WHAT YOU SHOULD DO: Write out the records beneath this line exactly as they appear, minus any images.

Lines of data:
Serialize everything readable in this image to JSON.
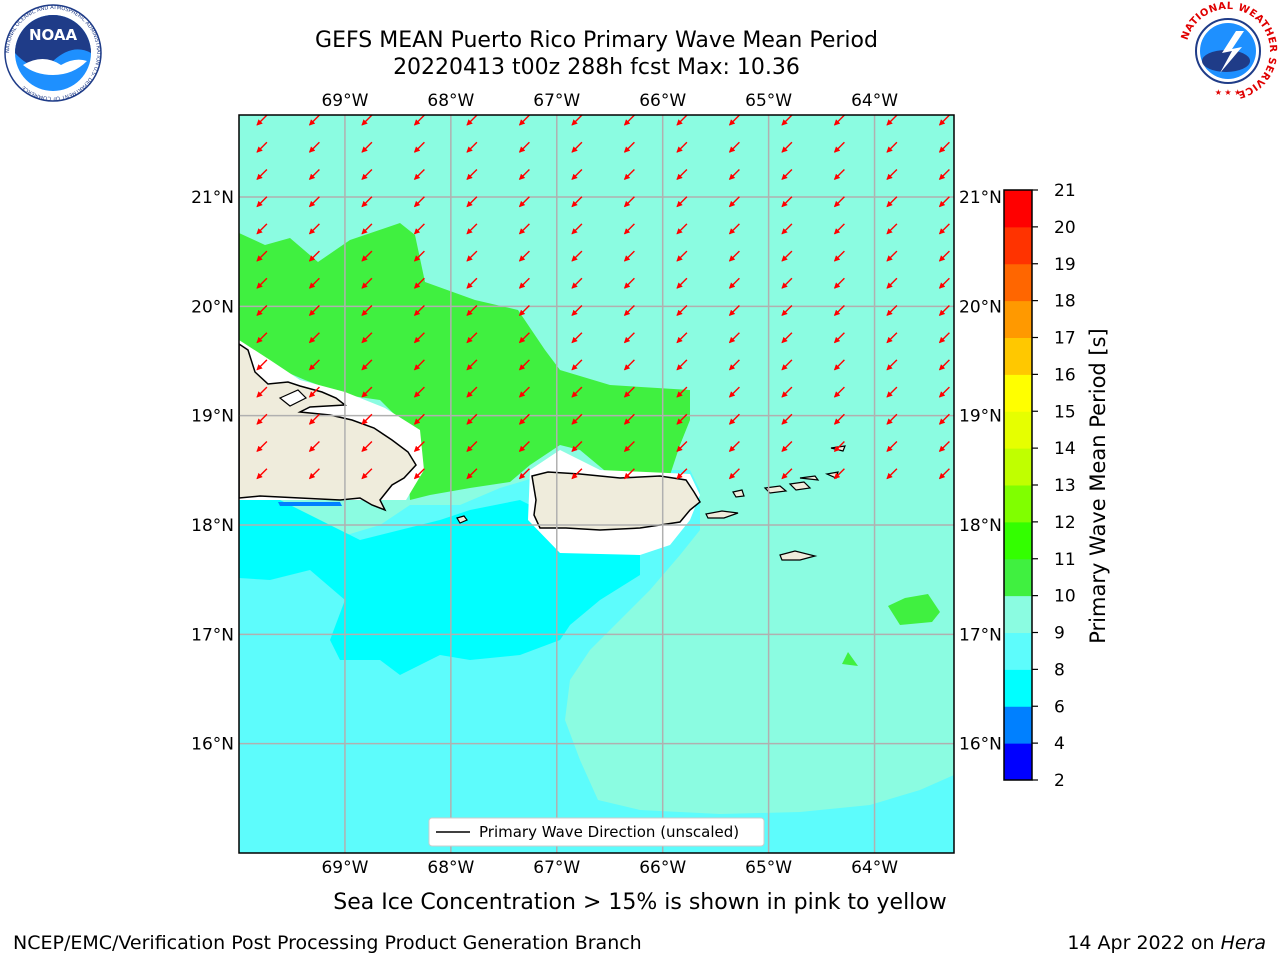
{
  "title": {
    "line1": "GEFS MEAN Puerto Rico Primary Wave Mean Period",
    "line2": "20220413 t00z 288h fcst   Max: 10.36"
  },
  "map": {
    "lon_labels": [
      "69°W",
      "68°W",
      "67°W",
      "66°W",
      "65°W",
      "64°W"
    ],
    "lat_labels": [
      "21°N",
      "20°N",
      "19°N",
      "18°N",
      "17°N",
      "16°N"
    ],
    "lon_range": [
      -70.0,
      -63.25
    ],
    "lat_range": [
      15.0,
      21.75
    ],
    "colors": {
      "land": "#efecdc",
      "coastline": "#000000",
      "grid": "#b0b0b0",
      "arrow": "#ff0000",
      "band_6_8": "#00ffff",
      "band_8_9": "#5dfcfc",
      "band_9_10": "#8bfce1",
      "band_10_11": "#40f040"
    },
    "arrow_direction_deg": 225,
    "legend_label": "Primary Wave Direction (unscaled)"
  },
  "colorbar": {
    "label": "Primary Wave Mean Period [s]",
    "ticks": [
      "2",
      "4",
      "6",
      "8",
      "9",
      "10",
      "11",
      "12",
      "13",
      "14",
      "15",
      "16",
      "17",
      "18",
      "19",
      "20",
      "21"
    ],
    "colors": [
      "#0000ff",
      "#0080ff",
      "#00ffff",
      "#5dfcfc",
      "#8bfce1",
      "#40f040",
      "#33ff00",
      "#80ff00",
      "#c0ff00",
      "#e6ff00",
      "#ffff00",
      "#ffc800",
      "#ff9900",
      "#ff6600",
      "#ff3300",
      "#ff0000"
    ]
  },
  "footer": {
    "caption": "Sea Ice Concentration > 15% is shown in pink to yellow",
    "credit": "NCEP/EMC/Verification Post Processing Product Generation Branch",
    "date_prefix": "14 Apr 2022 on ",
    "date_machine": "Hera"
  },
  "logos": {
    "noaa": "NOAA",
    "noaa_ring": "NATIONAL OCEANIC AND ATMOSPHERIC ADMINISTRATION U.S. DEPARTMENT OF COMMERCE",
    "nws_ring": "NATIONAL WEATHER SERVICE"
  }
}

WRITTEN RESPONSE:
Serialize everything readable in this image to JSON.
{
  "title": {
    "line1": "GEFS MEAN Puerto Rico Primary Wave Mean Period",
    "line2": "20220413 t00z 288h fcst   Max: 10.36"
  },
  "map": {
    "lon_labels": [
      "69°W",
      "68°W",
      "67°W",
      "66°W",
      "65°W",
      "64°W"
    ],
    "lat_labels": [
      "21°N",
      "20°N",
      "19°N",
      "18°N",
      "17°N",
      "16°N"
    ],
    "lon_range": [
      -70.0,
      -63.25
    ],
    "lat_range": [
      15.0,
      21.75
    ],
    "colors": {
      "land": "#efecdc",
      "coastline": "#000000",
      "grid": "#b0b0b0",
      "arrow": "#ff0000",
      "band_6_8": "#00ffff",
      "band_8_9": "#5dfcfc",
      "band_9_10": "#8bfce1",
      "band_10_11": "#40f040"
    },
    "arrow_direction_deg": 225,
    "legend_label": "Primary Wave Direction (unscaled)"
  },
  "colorbar": {
    "label": "Primary Wave Mean Period [s]",
    "ticks": [
      "2",
      "4",
      "6",
      "8",
      "9",
      "10",
      "11",
      "12",
      "13",
      "14",
      "15",
      "16",
      "17",
      "18",
      "19",
      "20",
      "21"
    ],
    "colors": [
      "#0000ff",
      "#0080ff",
      "#00ffff",
      "#5dfcfc",
      "#8bfce1",
      "#40f040",
      "#33ff00",
      "#80ff00",
      "#c0ff00",
      "#e6ff00",
      "#ffff00",
      "#ffc800",
      "#ff9900",
      "#ff6600",
      "#ff3300",
      "#ff0000"
    ]
  },
  "footer": {
    "caption": "Sea Ice Concentration > 15% is shown in pink to yellow",
    "credit": "NCEP/EMC/Verification Post Processing Product Generation Branch",
    "date_prefix": "14 Apr 2022 on ",
    "date_machine": "Hera"
  },
  "logos": {
    "noaa": "NOAA",
    "noaa_ring": "NATIONAL OCEANIC AND ATMOSPHERIC ADMINISTRATION U.S. DEPARTMENT OF COMMERCE",
    "nws_ring": "NATIONAL WEATHER SERVICE"
  }
}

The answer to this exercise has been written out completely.